§ TASK TO CARRY OUT
Narrow the data below down to the lines containing "Relativa".
** start of MATERIAL TO PROCESS **
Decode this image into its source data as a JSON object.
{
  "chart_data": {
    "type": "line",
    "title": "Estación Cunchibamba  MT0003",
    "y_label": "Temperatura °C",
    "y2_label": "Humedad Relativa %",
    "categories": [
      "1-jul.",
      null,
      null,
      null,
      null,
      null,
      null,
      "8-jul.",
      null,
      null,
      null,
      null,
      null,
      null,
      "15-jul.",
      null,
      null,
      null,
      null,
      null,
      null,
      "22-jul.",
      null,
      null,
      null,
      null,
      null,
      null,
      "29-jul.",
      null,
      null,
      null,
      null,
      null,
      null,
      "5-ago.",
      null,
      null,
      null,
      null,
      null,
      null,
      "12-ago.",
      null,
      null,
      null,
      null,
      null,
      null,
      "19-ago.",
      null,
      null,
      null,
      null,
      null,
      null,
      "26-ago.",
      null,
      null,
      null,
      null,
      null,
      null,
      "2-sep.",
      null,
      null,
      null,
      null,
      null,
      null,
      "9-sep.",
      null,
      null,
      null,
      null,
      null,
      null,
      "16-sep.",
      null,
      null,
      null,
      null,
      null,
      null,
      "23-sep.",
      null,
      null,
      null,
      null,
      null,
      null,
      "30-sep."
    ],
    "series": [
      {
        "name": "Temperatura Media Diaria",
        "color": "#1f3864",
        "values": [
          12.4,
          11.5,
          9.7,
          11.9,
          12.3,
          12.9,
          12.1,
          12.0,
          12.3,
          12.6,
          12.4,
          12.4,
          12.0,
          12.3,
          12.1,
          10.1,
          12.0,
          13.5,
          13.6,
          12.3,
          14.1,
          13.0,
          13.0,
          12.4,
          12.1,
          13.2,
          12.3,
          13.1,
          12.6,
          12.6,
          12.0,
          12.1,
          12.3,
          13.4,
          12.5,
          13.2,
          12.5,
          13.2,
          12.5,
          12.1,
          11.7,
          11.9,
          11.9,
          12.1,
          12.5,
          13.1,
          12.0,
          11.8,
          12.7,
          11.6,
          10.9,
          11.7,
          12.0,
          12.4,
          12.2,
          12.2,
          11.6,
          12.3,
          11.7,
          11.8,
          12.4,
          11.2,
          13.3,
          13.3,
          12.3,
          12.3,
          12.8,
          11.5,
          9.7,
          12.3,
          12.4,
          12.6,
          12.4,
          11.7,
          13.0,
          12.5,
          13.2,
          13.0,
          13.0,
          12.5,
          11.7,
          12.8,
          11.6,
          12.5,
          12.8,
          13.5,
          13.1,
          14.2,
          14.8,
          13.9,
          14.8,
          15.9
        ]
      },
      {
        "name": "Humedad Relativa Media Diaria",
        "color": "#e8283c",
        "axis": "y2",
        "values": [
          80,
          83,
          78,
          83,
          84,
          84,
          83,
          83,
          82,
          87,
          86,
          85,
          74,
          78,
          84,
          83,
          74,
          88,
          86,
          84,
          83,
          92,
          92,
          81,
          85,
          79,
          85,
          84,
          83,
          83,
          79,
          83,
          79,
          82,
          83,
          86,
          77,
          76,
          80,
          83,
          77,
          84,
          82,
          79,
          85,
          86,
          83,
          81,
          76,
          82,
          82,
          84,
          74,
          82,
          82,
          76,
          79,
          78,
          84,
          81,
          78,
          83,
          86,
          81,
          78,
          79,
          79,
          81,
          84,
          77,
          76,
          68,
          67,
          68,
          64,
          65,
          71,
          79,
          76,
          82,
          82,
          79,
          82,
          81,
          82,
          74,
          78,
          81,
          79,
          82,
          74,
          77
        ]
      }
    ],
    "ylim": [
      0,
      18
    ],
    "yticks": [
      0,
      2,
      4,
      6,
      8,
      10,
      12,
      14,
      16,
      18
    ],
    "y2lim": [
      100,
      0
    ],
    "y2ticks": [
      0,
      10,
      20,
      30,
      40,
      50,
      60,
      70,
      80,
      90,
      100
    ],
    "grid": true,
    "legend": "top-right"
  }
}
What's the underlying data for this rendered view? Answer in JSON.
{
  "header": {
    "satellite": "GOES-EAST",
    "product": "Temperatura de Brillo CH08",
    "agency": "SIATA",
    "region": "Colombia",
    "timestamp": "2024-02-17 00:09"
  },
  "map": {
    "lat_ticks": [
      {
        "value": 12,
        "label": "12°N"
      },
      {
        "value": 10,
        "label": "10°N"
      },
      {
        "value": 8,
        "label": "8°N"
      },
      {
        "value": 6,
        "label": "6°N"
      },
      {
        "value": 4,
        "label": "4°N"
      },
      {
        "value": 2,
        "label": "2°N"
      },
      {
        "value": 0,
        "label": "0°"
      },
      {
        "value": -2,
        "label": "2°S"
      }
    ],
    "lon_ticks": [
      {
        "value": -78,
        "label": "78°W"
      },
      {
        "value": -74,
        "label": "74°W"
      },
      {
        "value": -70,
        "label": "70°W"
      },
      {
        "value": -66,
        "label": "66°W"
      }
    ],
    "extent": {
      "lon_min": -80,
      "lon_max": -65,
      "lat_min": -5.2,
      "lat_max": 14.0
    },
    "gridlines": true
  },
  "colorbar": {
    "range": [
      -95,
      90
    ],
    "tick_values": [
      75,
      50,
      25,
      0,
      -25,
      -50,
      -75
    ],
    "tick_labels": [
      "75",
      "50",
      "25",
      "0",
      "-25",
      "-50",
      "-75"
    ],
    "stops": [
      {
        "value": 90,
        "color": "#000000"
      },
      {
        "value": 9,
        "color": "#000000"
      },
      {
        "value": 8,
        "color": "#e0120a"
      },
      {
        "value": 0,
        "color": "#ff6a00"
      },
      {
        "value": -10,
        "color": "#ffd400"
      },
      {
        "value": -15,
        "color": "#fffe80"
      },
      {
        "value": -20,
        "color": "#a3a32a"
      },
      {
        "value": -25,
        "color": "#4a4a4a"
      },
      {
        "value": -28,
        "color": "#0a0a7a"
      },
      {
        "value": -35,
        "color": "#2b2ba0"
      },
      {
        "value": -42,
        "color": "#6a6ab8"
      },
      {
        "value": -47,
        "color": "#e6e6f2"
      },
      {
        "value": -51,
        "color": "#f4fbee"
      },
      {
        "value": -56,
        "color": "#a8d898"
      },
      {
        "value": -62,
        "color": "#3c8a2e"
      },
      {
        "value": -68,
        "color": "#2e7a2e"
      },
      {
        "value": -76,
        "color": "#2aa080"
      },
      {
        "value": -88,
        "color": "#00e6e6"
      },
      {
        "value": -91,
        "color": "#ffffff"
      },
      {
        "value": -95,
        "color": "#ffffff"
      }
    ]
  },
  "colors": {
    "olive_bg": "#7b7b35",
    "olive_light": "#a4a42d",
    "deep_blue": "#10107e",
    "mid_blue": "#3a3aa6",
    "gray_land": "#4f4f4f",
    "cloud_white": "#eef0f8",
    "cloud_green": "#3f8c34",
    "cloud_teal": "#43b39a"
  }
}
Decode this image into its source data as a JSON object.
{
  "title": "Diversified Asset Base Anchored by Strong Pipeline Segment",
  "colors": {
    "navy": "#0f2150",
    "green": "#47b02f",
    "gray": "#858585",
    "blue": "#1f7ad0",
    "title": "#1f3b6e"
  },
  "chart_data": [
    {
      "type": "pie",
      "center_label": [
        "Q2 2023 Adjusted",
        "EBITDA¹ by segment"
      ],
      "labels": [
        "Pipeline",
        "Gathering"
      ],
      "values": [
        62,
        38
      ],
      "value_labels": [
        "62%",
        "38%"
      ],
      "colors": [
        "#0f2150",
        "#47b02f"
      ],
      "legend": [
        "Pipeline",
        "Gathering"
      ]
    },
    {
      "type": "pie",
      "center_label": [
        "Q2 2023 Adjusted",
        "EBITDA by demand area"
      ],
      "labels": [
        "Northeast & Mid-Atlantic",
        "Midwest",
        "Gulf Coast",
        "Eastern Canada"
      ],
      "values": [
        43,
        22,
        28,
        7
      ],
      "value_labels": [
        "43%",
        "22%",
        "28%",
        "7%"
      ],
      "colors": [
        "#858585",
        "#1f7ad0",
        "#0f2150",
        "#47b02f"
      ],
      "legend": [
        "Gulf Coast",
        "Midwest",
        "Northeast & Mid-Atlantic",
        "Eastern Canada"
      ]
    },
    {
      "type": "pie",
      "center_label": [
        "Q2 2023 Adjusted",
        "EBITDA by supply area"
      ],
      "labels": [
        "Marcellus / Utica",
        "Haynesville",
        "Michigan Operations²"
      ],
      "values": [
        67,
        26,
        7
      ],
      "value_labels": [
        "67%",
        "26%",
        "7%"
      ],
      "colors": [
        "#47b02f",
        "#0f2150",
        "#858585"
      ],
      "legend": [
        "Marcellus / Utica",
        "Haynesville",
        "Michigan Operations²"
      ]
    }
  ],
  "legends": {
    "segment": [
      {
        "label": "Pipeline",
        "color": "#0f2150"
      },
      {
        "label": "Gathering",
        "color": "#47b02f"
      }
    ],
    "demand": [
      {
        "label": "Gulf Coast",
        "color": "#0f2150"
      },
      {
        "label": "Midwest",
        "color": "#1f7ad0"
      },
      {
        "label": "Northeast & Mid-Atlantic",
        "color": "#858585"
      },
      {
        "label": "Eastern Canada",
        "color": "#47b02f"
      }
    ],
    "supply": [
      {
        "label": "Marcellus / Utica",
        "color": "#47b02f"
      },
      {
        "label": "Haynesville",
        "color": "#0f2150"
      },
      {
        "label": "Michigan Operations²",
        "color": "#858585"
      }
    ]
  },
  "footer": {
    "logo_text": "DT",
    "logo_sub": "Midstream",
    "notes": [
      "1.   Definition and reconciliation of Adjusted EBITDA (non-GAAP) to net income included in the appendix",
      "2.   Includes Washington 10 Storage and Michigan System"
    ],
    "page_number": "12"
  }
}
** end of MATERIAL TO PROCESS **
§ EXERCISE SOLUTION
    "y2_label": "Humedad Relativa %",
        "name": "Humedad Relativa Media Diaria",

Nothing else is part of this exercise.